Objective => Print the data that follows exactly.

>> BEGIN

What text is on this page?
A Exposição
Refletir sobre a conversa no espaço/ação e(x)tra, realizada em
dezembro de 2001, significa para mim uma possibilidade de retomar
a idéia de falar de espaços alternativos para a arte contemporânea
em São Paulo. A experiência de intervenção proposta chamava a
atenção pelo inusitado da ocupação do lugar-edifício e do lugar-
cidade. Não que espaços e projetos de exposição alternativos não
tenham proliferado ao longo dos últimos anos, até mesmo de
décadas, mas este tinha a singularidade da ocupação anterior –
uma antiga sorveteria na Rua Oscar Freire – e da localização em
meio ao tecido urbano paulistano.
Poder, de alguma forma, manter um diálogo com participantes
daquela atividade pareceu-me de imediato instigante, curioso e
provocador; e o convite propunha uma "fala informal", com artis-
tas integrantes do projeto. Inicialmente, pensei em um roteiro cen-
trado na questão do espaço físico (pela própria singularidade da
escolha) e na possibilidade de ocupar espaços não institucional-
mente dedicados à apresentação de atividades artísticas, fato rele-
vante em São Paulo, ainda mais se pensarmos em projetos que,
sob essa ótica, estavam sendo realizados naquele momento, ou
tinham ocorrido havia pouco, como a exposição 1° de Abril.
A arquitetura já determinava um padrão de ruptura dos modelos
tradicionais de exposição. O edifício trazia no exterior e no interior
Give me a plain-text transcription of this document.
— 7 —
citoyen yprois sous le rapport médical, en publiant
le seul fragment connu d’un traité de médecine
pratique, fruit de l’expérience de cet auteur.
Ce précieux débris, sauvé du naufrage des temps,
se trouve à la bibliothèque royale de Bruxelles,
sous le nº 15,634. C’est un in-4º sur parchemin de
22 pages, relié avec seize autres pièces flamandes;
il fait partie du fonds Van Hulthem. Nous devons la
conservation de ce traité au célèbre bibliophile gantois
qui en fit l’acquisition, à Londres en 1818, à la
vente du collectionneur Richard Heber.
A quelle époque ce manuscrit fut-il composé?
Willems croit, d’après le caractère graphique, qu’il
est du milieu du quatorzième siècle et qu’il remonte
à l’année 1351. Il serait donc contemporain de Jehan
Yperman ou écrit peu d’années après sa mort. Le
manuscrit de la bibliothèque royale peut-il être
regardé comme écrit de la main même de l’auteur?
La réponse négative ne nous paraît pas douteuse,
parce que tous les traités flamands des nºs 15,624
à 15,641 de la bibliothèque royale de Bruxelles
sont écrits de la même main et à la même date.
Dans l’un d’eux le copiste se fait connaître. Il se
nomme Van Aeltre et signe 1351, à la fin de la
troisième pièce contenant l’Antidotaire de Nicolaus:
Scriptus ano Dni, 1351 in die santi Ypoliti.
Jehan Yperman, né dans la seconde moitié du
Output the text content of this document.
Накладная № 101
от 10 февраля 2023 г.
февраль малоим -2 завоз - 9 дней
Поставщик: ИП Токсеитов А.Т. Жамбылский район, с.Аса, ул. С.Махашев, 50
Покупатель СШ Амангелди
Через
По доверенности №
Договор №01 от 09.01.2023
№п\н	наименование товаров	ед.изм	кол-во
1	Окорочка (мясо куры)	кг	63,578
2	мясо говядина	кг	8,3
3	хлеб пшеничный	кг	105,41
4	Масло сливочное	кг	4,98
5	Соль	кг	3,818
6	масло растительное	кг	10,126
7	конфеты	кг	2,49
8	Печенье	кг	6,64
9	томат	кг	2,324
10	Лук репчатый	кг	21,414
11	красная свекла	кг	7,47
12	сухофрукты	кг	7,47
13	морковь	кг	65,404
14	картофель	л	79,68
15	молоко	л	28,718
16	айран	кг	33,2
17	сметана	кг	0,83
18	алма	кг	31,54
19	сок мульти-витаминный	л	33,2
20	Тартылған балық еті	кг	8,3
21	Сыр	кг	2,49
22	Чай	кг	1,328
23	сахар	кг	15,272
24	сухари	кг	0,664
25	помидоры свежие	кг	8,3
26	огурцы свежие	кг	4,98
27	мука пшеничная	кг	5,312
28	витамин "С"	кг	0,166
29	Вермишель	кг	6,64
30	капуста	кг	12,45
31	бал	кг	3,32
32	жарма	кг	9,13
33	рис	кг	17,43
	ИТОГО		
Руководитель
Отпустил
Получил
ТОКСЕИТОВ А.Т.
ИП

>> END

Answer =>
What text is on this page?
A Exposição
Refletir sobre a conversa no espaço/ação e(x)tra, realizada em
dezembro de 2001, significa para mim uma possibilidade de retomar
a idéia de falar de espaços alternativos para a arte contemporânea
em São Paulo. A experiência de intervenção proposta chamava a
atenção pelo inusitado da ocupação do lugar-edifício e do lugar-
cidade. Não que espaços e projetos de exposição alternativos não
tenham proliferado ao longo dos últimos anos, até mesmo de
décadas, mas este tinha a singularidade da ocupação anterior –
uma antiga sorveteria na Rua Oscar Freire – e da localização em
meio ao tecido urbano paulistano.
Poder, de alguma forma, manter um diálogo com participantes
daquela atividade pareceu-me de imediato instigante, curioso e
provocador; e o convite propunha uma "fala informal", com artis-
tas integrantes do projeto. Inicialmente, pensei em um roteiro cen-
trado na questão do espaço físico (pela própria singularidade da
escolha) e na possibilidade de ocupar espaços não institucional-
mente dedicados à apresentação de atividades artísticas, fato rele-
vante em São Paulo, ainda mais se pensarmos em projetos que,
sob essa ótica, estavam sendo realizados naquele momento, ou
tinham ocorrido havia pouco, como a exposição 1° de Abril.
A arquitetura já determinava um padrão de ruptura dos modelos
tradicionais de exposição. O edifício trazia no exterior e no interior
Give me a plain-text transcription of this document.
— 7 —
citoyen yprois sous le rapport médical, en publiant
le seul fragment connu d’un traité de médecine
pratique, fruit de l’expérience de cet auteur.
Ce précieux débris, sauvé du naufrage des temps,
se trouve à la bibliothèque royale de Bruxelles,
sous le nº 15,634. C’est un in-4º sur parchemin de
22 pages, relié avec seize autres pièces flamandes;
il fait partie du fonds Van Hulthem. Nous devons la
conservation de ce traité au célèbre bibliophile gantois
qui en fit l’acquisition, à Londres en 1818, à la
vente du collectionneur Richard Heber.
A quelle époque ce manuscrit fut-il composé?
Willems croit, d’après le caractère graphique, qu’il
est du milieu du quatorzième siècle et qu’il remonte
à l’année 1351. Il serait donc contemporain de Jehan
Yperman ou écrit peu d’années après sa mort. Le
manuscrit de la bibliothèque royale peut-il être
regardé comme écrit de la main même de l’auteur?
La réponse négative ne nous paraît pas douteuse,
parce que tous les traités flamands des nºs 15,624
à 15,641 de la bibliothèque royale de Bruxelles
sont écrits de la même main et à la même date.
Dans l’un d’eux le copiste se fait connaître. Il se
nomme Van Aeltre et signe 1351, à la fin de la
troisième pièce contenant l’Antidotaire de Nicolaus:
Scriptus ano Dni, 1351 in die santi Ypoliti.
Jehan Yperman, né dans la seconde moitié du
Output the text content of this document.
Накладная № 101
от 10 февраля 2023 г.
февраль малоим -2 завоз - 9 дней
Поставщик: ИП Токсеитов А.Т. Жамбылский район, с.Аса, ул. С.Махашев, 50
Покупатель СШ Амангелди
Через
По доверенности №
Договор №01 от 09.01.2023
№п\н	наименование товаров	ед.изм	кол-во
1	Окорочка (мясо куры)	кг	63,578
2	мясо говядина	кг	8,3
3	хлеб пшеничный	кг	105,41
4	Масло сливочное	кг	4,98
5	Соль	кг	3,818
6	масло растительное	кг	10,126
7	конфеты	кг	2,49
8	Печенье	кг	6,64
9	томат	кг	2,324
10	Лук репчатый	кг	21,414
11	красная свекла	кг	7,47
12	сухофрукты	кг	7,47
13	морковь	кг	65,404
14	картофель	л	79,68
15	молоко	л	28,718
16	айран	кг	33,2
17	сметана	кг	0,83
18	алма	кг	31,54
19	сок мульти-витаминный	л	33,2
20	Тартылған балық еті	кг	8,3
21	Сыр	кг	2,49
22	Чай	кг	1,328
23	сахар	кг	15,272
24	сухари	кг	0,664
25	помидоры свежие	кг	8,3
26	огурцы свежие	кг	4,98
27	мука пшеничная	кг	5,312
28	витамин "С"	кг	0,166
29	Вермишель	кг	6,64
30	капуста	кг	12,45
31	бал	кг	3,32
32	жарма	кг	9,13
33	рис	кг	17,43
	ИТОГО		
Руководитель
Отпустил
Получил
ТОКСЕИТОВ А.Т.
ИП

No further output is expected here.